(Stored data)
========
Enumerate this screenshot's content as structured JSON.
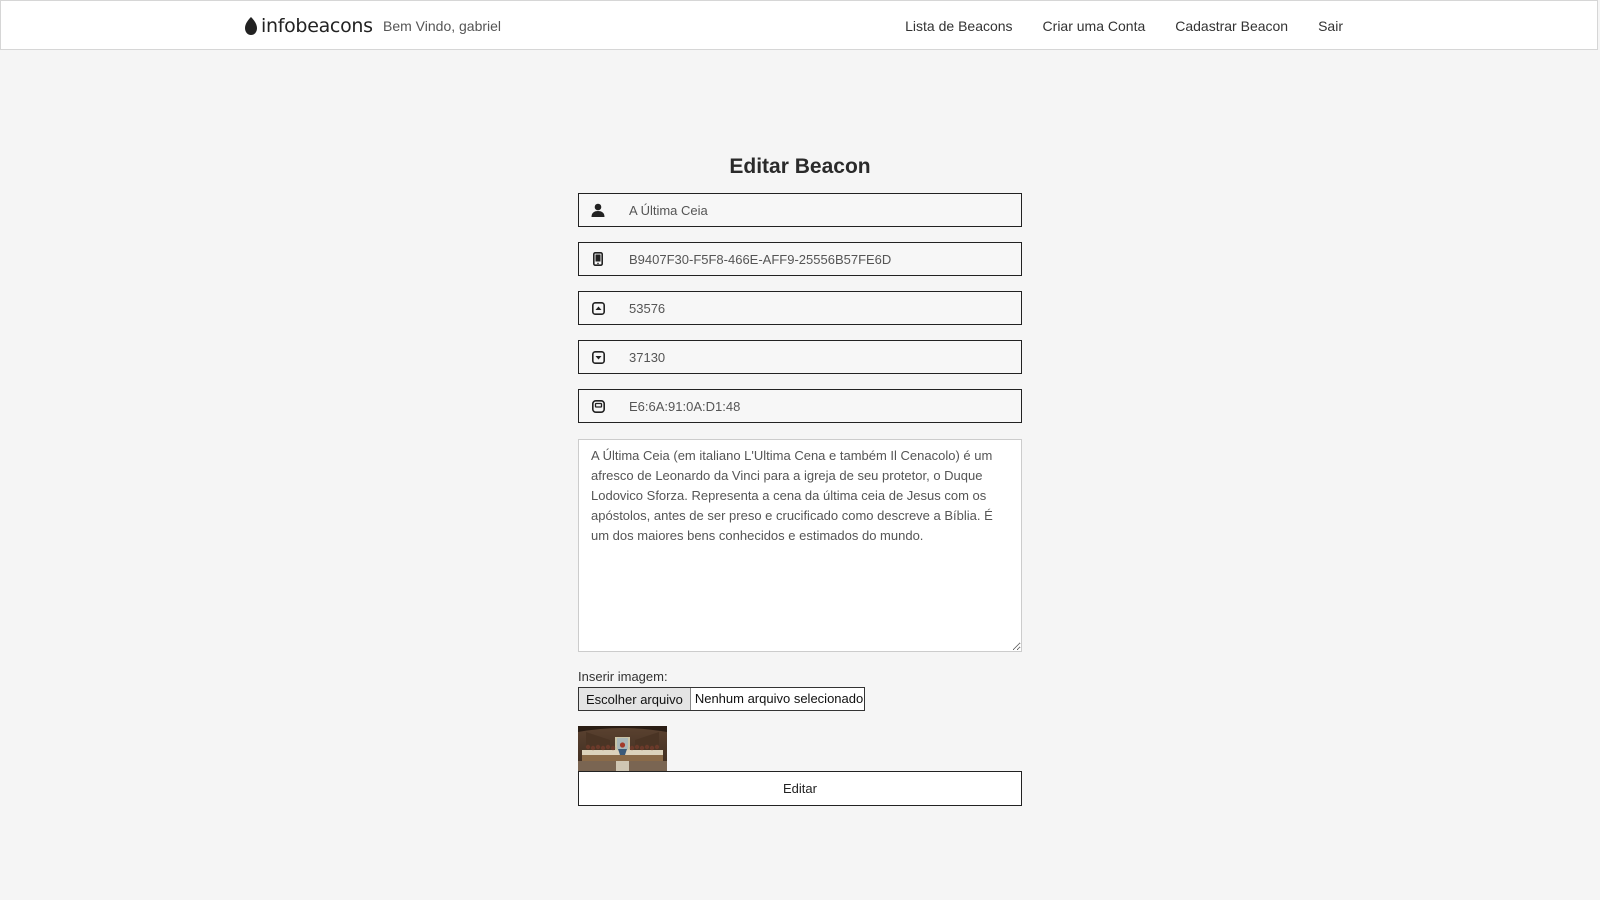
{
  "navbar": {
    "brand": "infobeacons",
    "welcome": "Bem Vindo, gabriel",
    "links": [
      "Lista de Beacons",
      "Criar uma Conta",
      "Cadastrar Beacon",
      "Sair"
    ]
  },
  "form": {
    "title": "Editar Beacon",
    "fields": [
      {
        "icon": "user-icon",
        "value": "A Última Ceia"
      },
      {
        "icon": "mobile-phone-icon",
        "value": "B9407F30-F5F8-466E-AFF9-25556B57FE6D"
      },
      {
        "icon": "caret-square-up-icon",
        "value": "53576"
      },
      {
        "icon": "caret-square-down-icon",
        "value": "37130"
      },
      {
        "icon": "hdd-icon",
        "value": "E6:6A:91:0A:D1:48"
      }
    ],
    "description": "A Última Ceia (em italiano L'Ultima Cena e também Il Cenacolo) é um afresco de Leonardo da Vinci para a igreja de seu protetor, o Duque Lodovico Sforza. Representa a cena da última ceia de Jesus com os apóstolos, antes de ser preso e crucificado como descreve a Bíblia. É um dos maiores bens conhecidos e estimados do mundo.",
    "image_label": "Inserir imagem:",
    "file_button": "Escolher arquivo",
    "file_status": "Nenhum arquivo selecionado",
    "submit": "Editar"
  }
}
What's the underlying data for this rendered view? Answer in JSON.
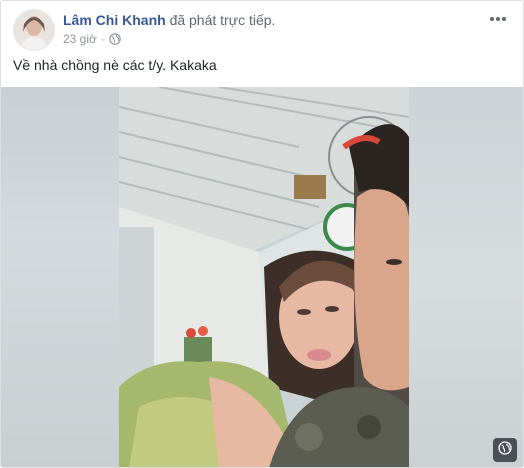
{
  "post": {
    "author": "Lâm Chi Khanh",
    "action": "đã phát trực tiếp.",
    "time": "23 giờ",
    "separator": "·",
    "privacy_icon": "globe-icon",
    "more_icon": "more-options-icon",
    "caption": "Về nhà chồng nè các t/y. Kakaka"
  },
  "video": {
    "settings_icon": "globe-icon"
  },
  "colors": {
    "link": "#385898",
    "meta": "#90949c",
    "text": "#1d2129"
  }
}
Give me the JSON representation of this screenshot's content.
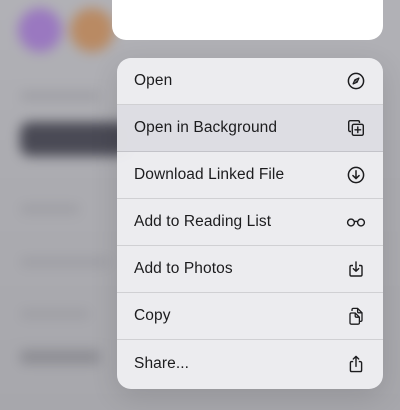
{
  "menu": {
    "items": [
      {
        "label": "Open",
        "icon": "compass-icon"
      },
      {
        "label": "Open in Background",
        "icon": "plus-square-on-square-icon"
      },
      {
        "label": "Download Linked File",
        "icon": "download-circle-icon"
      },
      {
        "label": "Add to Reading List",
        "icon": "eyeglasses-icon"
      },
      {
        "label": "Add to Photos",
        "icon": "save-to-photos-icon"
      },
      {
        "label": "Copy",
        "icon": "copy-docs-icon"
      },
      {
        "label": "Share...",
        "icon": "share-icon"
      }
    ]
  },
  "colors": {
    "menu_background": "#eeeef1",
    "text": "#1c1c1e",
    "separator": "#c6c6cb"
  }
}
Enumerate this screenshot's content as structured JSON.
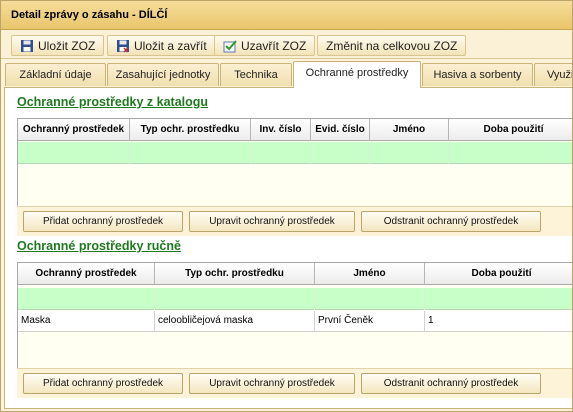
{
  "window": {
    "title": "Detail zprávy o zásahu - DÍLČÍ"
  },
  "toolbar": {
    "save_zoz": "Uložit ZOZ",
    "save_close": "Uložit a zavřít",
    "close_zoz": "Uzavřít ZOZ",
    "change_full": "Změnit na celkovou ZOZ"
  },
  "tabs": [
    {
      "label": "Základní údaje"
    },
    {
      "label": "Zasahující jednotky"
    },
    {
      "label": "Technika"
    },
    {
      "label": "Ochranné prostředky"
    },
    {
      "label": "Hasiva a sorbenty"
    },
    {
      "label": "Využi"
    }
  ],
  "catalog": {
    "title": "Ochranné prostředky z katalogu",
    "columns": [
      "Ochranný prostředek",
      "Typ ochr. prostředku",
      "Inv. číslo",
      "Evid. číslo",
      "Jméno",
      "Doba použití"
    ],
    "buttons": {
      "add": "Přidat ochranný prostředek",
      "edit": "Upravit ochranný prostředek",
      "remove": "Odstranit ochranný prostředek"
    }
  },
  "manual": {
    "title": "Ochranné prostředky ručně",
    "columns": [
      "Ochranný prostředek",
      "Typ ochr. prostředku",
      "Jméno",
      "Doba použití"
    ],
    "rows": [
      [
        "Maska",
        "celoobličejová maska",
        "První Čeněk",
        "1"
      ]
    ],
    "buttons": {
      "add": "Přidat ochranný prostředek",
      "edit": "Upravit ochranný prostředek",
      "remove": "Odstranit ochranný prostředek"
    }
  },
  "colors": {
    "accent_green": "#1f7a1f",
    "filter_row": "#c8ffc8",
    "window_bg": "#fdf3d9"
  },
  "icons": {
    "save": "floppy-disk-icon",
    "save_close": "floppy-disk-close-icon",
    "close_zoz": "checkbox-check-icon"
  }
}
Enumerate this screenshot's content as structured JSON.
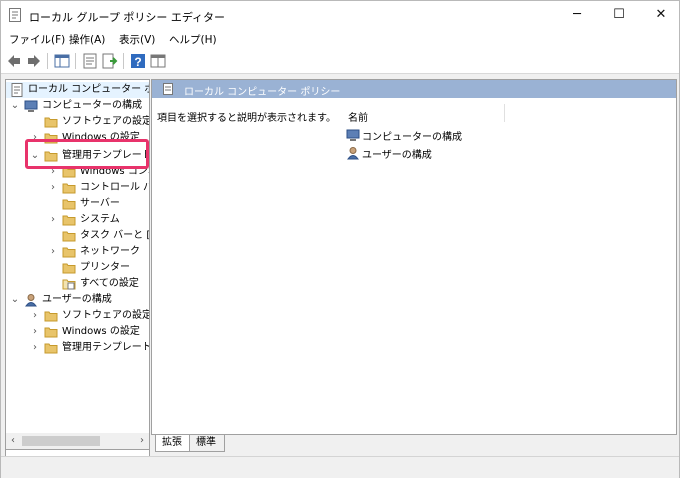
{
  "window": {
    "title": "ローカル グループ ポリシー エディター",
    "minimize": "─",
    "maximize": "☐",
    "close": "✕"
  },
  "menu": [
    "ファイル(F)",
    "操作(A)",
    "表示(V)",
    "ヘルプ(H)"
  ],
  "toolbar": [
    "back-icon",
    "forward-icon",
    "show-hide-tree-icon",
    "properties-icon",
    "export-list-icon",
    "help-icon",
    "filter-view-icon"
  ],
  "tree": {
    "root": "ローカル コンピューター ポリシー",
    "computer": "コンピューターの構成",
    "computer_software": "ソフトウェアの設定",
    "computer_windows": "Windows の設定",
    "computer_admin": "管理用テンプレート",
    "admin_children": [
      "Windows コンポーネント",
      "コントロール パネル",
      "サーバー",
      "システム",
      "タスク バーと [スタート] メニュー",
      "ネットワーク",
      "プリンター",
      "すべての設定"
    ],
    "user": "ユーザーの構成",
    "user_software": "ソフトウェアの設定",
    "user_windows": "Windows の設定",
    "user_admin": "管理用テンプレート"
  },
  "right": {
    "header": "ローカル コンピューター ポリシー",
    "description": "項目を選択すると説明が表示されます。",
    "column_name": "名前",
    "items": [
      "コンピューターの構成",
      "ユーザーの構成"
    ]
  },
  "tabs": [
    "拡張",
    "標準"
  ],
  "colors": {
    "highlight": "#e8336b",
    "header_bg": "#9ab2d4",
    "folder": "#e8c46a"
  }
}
========
* Task *
Send back the data above word for word, with the pictures left out.

* Finished exercise *
Enumerate this screenshot's content as structured JSON.
{
  "navbar": {
    "brand": "infobeacons",
    "welcome": "Bem Vindo, gabriel",
    "links": [
      "Lista de Beacons",
      "Criar uma Conta",
      "Cadastrar Beacon",
      "Sair"
    ]
  },
  "form": {
    "title": "Editar Beacon",
    "fields": [
      {
        "icon": "user-icon",
        "value": "A Última Ceia"
      },
      {
        "icon": "mobile-phone-icon",
        "value": "B9407F30-F5F8-466E-AFF9-25556B57FE6D"
      },
      {
        "icon": "caret-square-up-icon",
        "value": "53576"
      },
      {
        "icon": "caret-square-down-icon",
        "value": "37130"
      },
      {
        "icon": "hdd-icon",
        "value": "E6:6A:91:0A:D1:48"
      }
    ],
    "description": "A Última Ceia (em italiano L'Ultima Cena e também Il Cenacolo) é um afresco de Leonardo da Vinci para a igreja de seu protetor, o Duque Lodovico Sforza. Representa a cena da última ceia de Jesus com os apóstolos, antes de ser preso e crucificado como descreve a Bíblia. É um dos maiores bens conhecidos e estimados do mundo.",
    "image_label": "Inserir imagem:",
    "file_button": "Escolher arquivo",
    "file_status": "Nenhum arquivo selecionado",
    "submit": "Editar"
  }
}
What's the underlying data for this rendered view? Answer in JSON.
{
  "post": {
    "author": "Lâm Chi Khanh",
    "action": "đã phát trực tiếp.",
    "time": "23 giờ",
    "separator": "·",
    "privacy_icon": "globe-icon",
    "more_icon": "more-options-icon",
    "caption": "Về nhà chồng nè các t/y. Kakaka"
  },
  "video": {
    "settings_icon": "globe-icon"
  },
  "colors": {
    "link": "#385898",
    "meta": "#90949c",
    "text": "#1d2129"
  }
}
Give me the JSON representation of this screenshot's content.
{
  "menu": {
    "items": [
      {
        "label": "Open",
        "icon": "compass-icon"
      },
      {
        "label": "Open in Background",
        "icon": "plus-square-on-square-icon"
      },
      {
        "label": "Download Linked File",
        "icon": "download-circle-icon"
      },
      {
        "label": "Add to Reading List",
        "icon": "eyeglasses-icon"
      },
      {
        "label": "Add to Photos",
        "icon": "save-to-photos-icon"
      },
      {
        "label": "Copy",
        "icon": "copy-docs-icon"
      },
      {
        "label": "Share...",
        "icon": "share-icon"
      }
    ]
  },
  "colors": {
    "menu_background": "#eeeef1",
    "text": "#1c1c1e",
    "separator": "#c6c6cb"
  }
}
Enumerate this screenshot's content as structured JSON.
{
  "window": {
    "title": "Detail zprávy o zásahu - DÍLČÍ"
  },
  "toolbar": {
    "save_zoz": "Uložit ZOZ",
    "save_close": "Uložit a zavřít",
    "close_zoz": "Uzavřít ZOZ",
    "change_full": "Změnit na celkovou ZOZ"
  },
  "tabs": [
    {
      "label": "Základní údaje"
    },
    {
      "label": "Zasahující jednotky"
    },
    {
      "label": "Technika"
    },
    {
      "label": "Ochranné prostředky"
    },
    {
      "label": "Hasiva a sorbenty"
    },
    {
      "label": "Využi"
    }
  ],
  "catalog": {
    "title": "Ochranné prostředky z katalogu",
    "columns": [
      "Ochranný prostředek",
      "Typ ochr. prostředku",
      "Inv. číslo",
      "Evid. číslo",
      "Jméno",
      "Doba použití"
    ],
    "buttons": {
      "add": "Přidat ochranný prostředek",
      "edit": "Upravit ochranný prostředek",
      "remove": "Odstranit ochranný prostředek"
    }
  },
  "manual": {
    "title": "Ochranné prostředky ručně",
    "columns": [
      "Ochranný prostředek",
      "Typ ochr. prostředku",
      "Jméno",
      "Doba použití"
    ],
    "rows": [
      [
        "Maska",
        "celoobličejová maska",
        "První Čeněk",
        "1"
      ]
    ],
    "buttons": {
      "add": "Přidat ochranný prostředek",
      "edit": "Upravit ochranný prostředek",
      "remove": "Odstranit ochranný prostředek"
    }
  },
  "colors": {
    "accent_green": "#1f7a1f",
    "filter_row": "#c8ffc8",
    "window_bg": "#fdf3d9"
  },
  "icons": {
    "save": "floppy-disk-icon",
    "save_close": "floppy-disk-close-icon",
    "close_zoz": "checkbox-check-icon"
  }
}
Enumerate this screenshot's content as structured JSON.
{
  "window": {
    "title": "ローカル グループ ポリシー エディター",
    "minimize": "─",
    "maximize": "☐",
    "close": "✕"
  },
  "menu": [
    "ファイル(F)",
    "操作(A)",
    "表示(V)",
    "ヘルプ(H)"
  ],
  "toolbar": [
    "back-icon",
    "forward-icon",
    "show-hide-tree-icon",
    "properties-icon",
    "export-list-icon",
    "help-icon",
    "filter-view-icon"
  ],
  "tree": {
    "root": "ローカル コンピューター ポリシー",
    "computer": "コンピューターの構成",
    "computer_software": "ソフトウェアの設定",
    "computer_windows": "Windows の設定",
    "computer_admin": "管理用テンプレート",
    "admin_children": [
      "Windows コンポーネント",
      "コントロール パネル",
      "サーバー",
      "システム",
      "タスク バーと [スタート] メニュー",
      "ネットワーク",
      "プリンター",
      "すべての設定"
    ],
    "user": "ユーザーの構成",
    "user_software": "ソフトウェアの設定",
    "user_windows": "Windows の設定",
    "user_admin": "管理用テンプレート"
  },
  "right": {
    "header": "ローカル コンピューター ポリシー",
    "description": "項目を選択すると説明が表示されます。",
    "column_name": "名前",
    "items": [
      "コンピューターの構成",
      "ユーザーの構成"
    ]
  },
  "tabs": [
    "拡張",
    "標準"
  ],
  "colors": {
    "highlight": "#e8336b",
    "header_bg": "#9ab2d4",
    "folder": "#e8c46a"
  }
}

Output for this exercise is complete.